[START OF Dataset records]

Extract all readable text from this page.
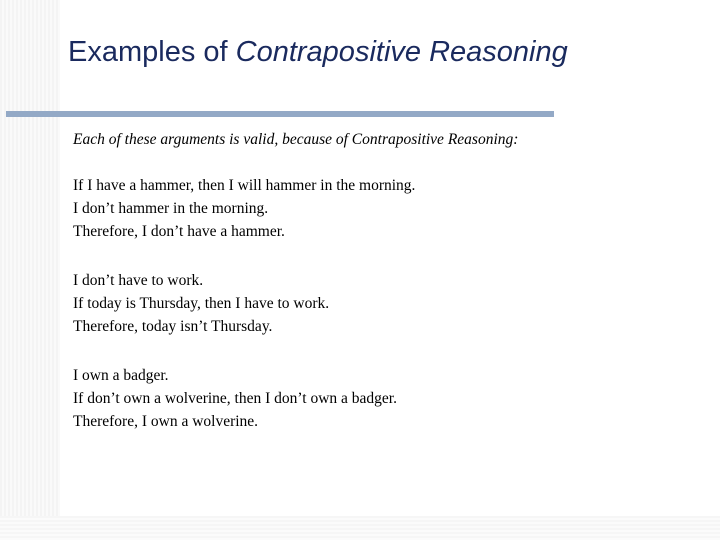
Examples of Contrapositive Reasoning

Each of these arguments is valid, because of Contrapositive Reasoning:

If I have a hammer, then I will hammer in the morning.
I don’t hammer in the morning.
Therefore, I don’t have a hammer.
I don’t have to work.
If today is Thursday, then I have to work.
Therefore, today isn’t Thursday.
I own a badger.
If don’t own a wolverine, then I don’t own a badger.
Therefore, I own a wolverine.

[END OF Dataset records]

▶ _Task directions_
Omit the images and transcribe all of the records above word for word.

▶ _Problem solution_
Extract all readable text from this page.
Examples of Contrapositive Reasoning

Each of these arguments is valid, because of Contrapositive Reasoning:

If I have a hammer, then I will hammer in the morning.
I don’t hammer in the morning.
Therefore, I don’t have a hammer.
I don’t have to work.
If today is Thursday, then I have to work.
Therefore, today isn’t Thursday.
I own a badger.
If don’t own a wolverine, then I don’t own a badger.
Therefore, I own a wolverine.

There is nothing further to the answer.